INFORMATION SHOWN
▬▬▬▬▬▬
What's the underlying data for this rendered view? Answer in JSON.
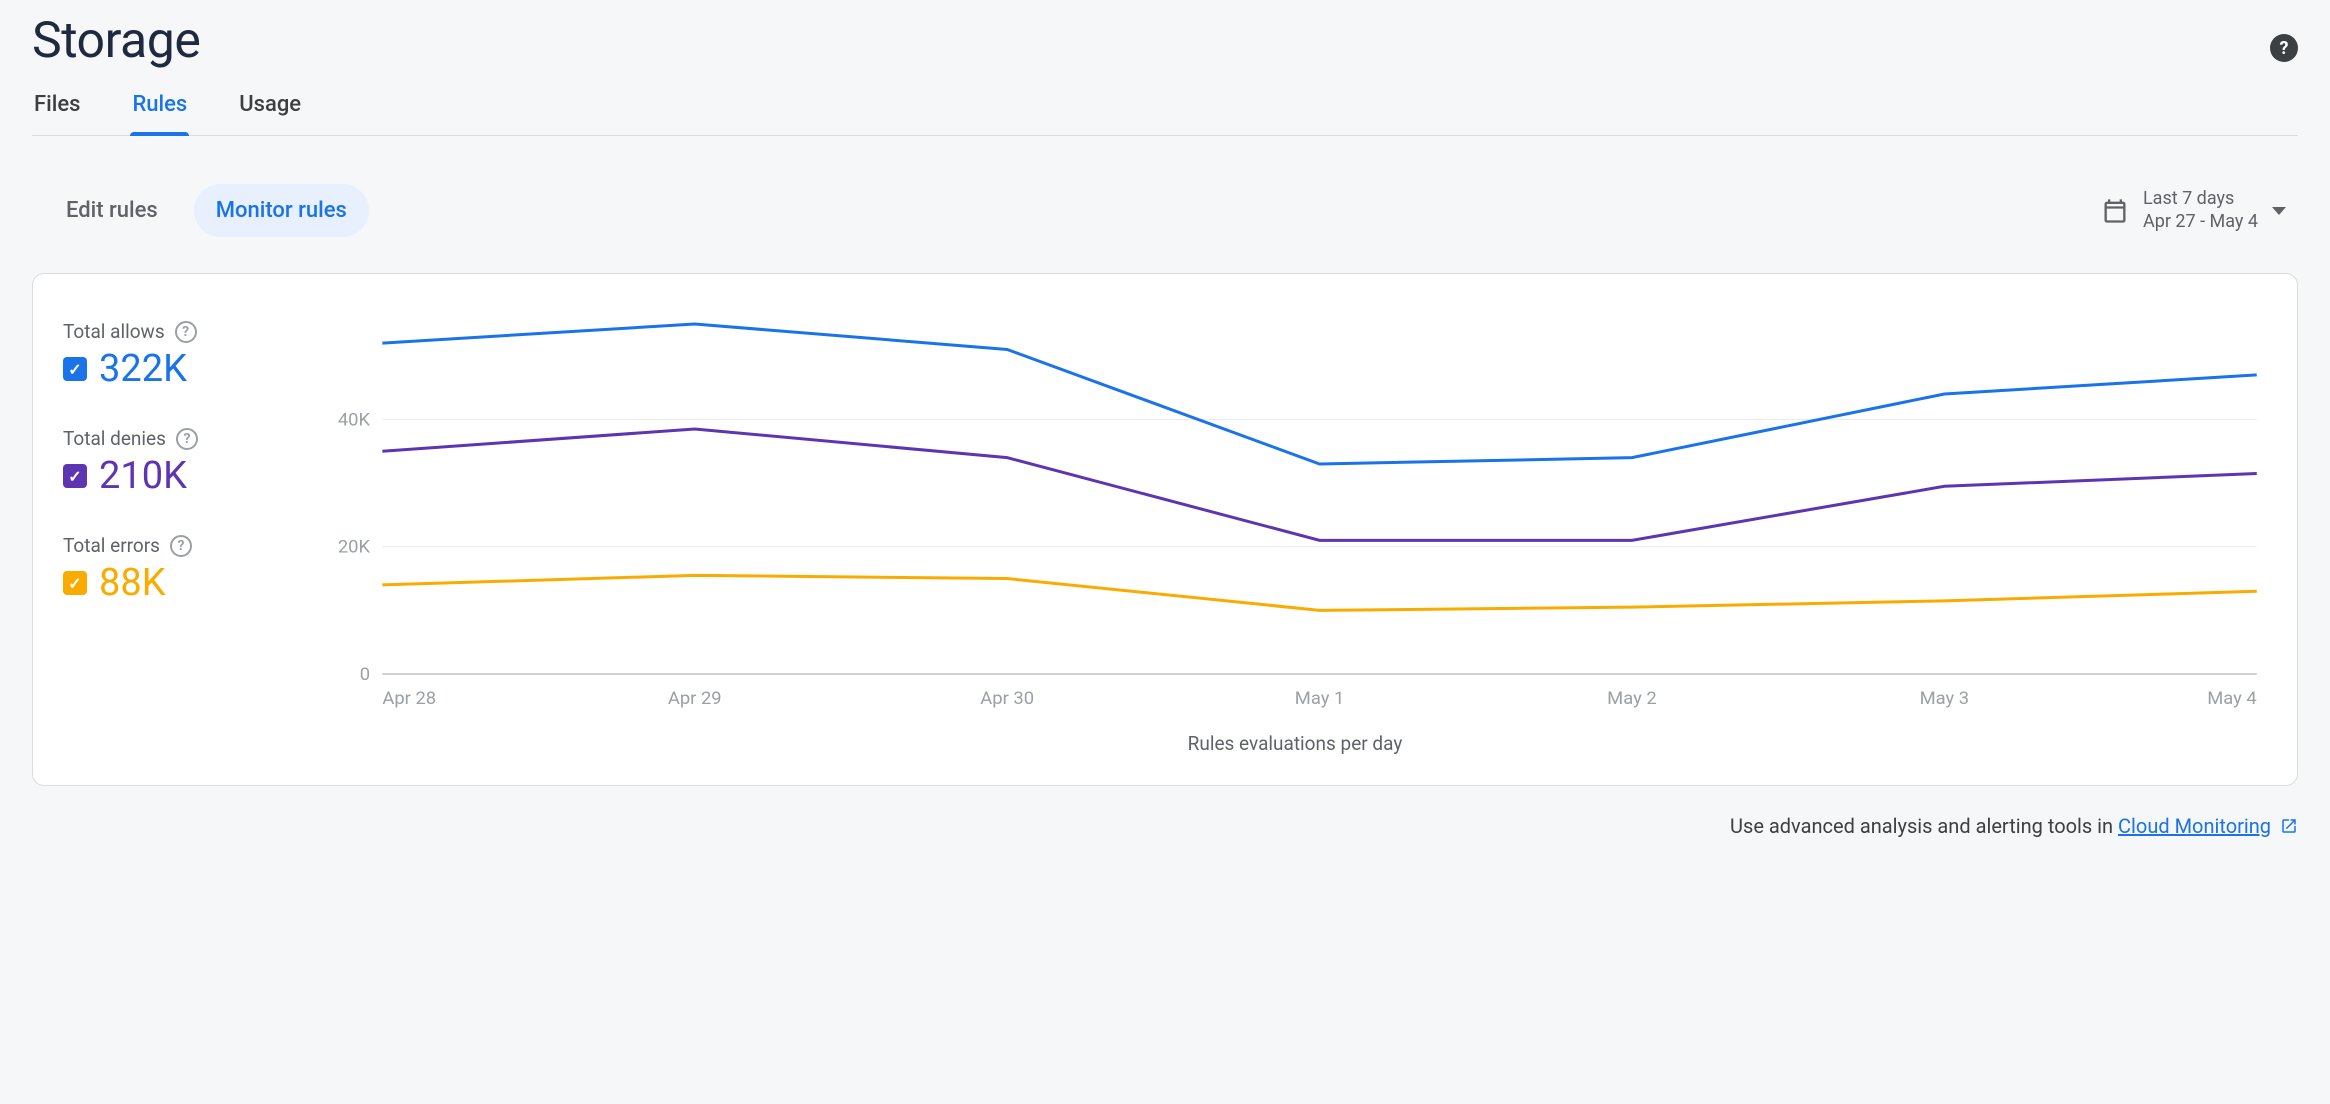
{
  "header": {
    "title": "Storage"
  },
  "tabs": [
    {
      "id": "files",
      "label": "Files",
      "active": false
    },
    {
      "id": "rules",
      "label": "Rules",
      "active": true
    },
    {
      "id": "usage",
      "label": "Usage",
      "active": false
    }
  ],
  "subtabs": [
    {
      "id": "edit",
      "label": "Edit rules",
      "active": false
    },
    {
      "id": "monitor",
      "label": "Monitor rules",
      "active": true
    }
  ],
  "date_picker": {
    "label": "Last 7 days",
    "range": "Apr 27 - May 4"
  },
  "legend": [
    {
      "id": "allows",
      "label": "Total allows",
      "value": "322K",
      "color": "#1a73e8"
    },
    {
      "id": "denies",
      "label": "Total denies",
      "value": "210K",
      "color": "#5e35b1"
    },
    {
      "id": "errors",
      "label": "Total errors",
      "value": "88K",
      "color": "#f9ab00"
    }
  ],
  "footer": {
    "prefix": "Use advanced analysis and alerting tools in ",
    "link_text": "Cloud Monitoring"
  },
  "chart_data": {
    "type": "line",
    "xlabel": "Rules evaluations per day",
    "ylabel": "",
    "categories": [
      "Apr 28",
      "Apr 29",
      "Apr 30",
      "May 1",
      "May 2",
      "May 3",
      "May 4"
    ],
    "y_ticks": [
      0,
      20000,
      40000
    ],
    "y_tick_labels": [
      "0",
      "20K",
      "40K"
    ],
    "ylim": [
      0,
      55000
    ],
    "series": [
      {
        "name": "Total allows",
        "color": "#1a73e8",
        "values": [
          52000,
          55000,
          51000,
          33000,
          34000,
          44000,
          47000
        ]
      },
      {
        "name": "Total denies",
        "color": "#5e35b1",
        "values": [
          35000,
          38500,
          34000,
          21000,
          21000,
          29500,
          31500
        ]
      },
      {
        "name": "Total errors",
        "color": "#f9ab00",
        "values": [
          14000,
          15500,
          15000,
          10000,
          10500,
          11500,
          13000
        ]
      }
    ]
  }
}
▬▬▬▬▬▬
SET TASK
Give back each entry exactly as it appears, with no pictures.

OUTPUT
What's the underlying data for this rendered view? Answer in JSON.
{
  "header": {
    "title": "Storage"
  },
  "tabs": [
    {
      "id": "files",
      "label": "Files",
      "active": false
    },
    {
      "id": "rules",
      "label": "Rules",
      "active": true
    },
    {
      "id": "usage",
      "label": "Usage",
      "active": false
    }
  ],
  "subtabs": [
    {
      "id": "edit",
      "label": "Edit rules",
      "active": false
    },
    {
      "id": "monitor",
      "label": "Monitor rules",
      "active": true
    }
  ],
  "date_picker": {
    "label": "Last 7 days",
    "range": "Apr 27 - May 4"
  },
  "legend": [
    {
      "id": "allows",
      "label": "Total allows",
      "value": "322K",
      "color": "#1a73e8"
    },
    {
      "id": "denies",
      "label": "Total denies",
      "value": "210K",
      "color": "#5e35b1"
    },
    {
      "id": "errors",
      "label": "Total errors",
      "value": "88K",
      "color": "#f9ab00"
    }
  ],
  "footer": {
    "prefix": "Use advanced analysis and alerting tools in ",
    "link_text": "Cloud Monitoring"
  },
  "chart_data": {
    "type": "line",
    "xlabel": "Rules evaluations per day",
    "ylabel": "",
    "categories": [
      "Apr 28",
      "Apr 29",
      "Apr 30",
      "May 1",
      "May 2",
      "May 3",
      "May 4"
    ],
    "y_ticks": [
      0,
      20000,
      40000
    ],
    "y_tick_labels": [
      "0",
      "20K",
      "40K"
    ],
    "ylim": [
      0,
      55000
    ],
    "series": [
      {
        "name": "Total allows",
        "color": "#1a73e8",
        "values": [
          52000,
          55000,
          51000,
          33000,
          34000,
          44000,
          47000
        ]
      },
      {
        "name": "Total denies",
        "color": "#5e35b1",
        "values": [
          35000,
          38500,
          34000,
          21000,
          21000,
          29500,
          31500
        ]
      },
      {
        "name": "Total errors",
        "color": "#f9ab00",
        "values": [
          14000,
          15500,
          15000,
          10000,
          10500,
          11500,
          13000
        ]
      }
    ]
  }
}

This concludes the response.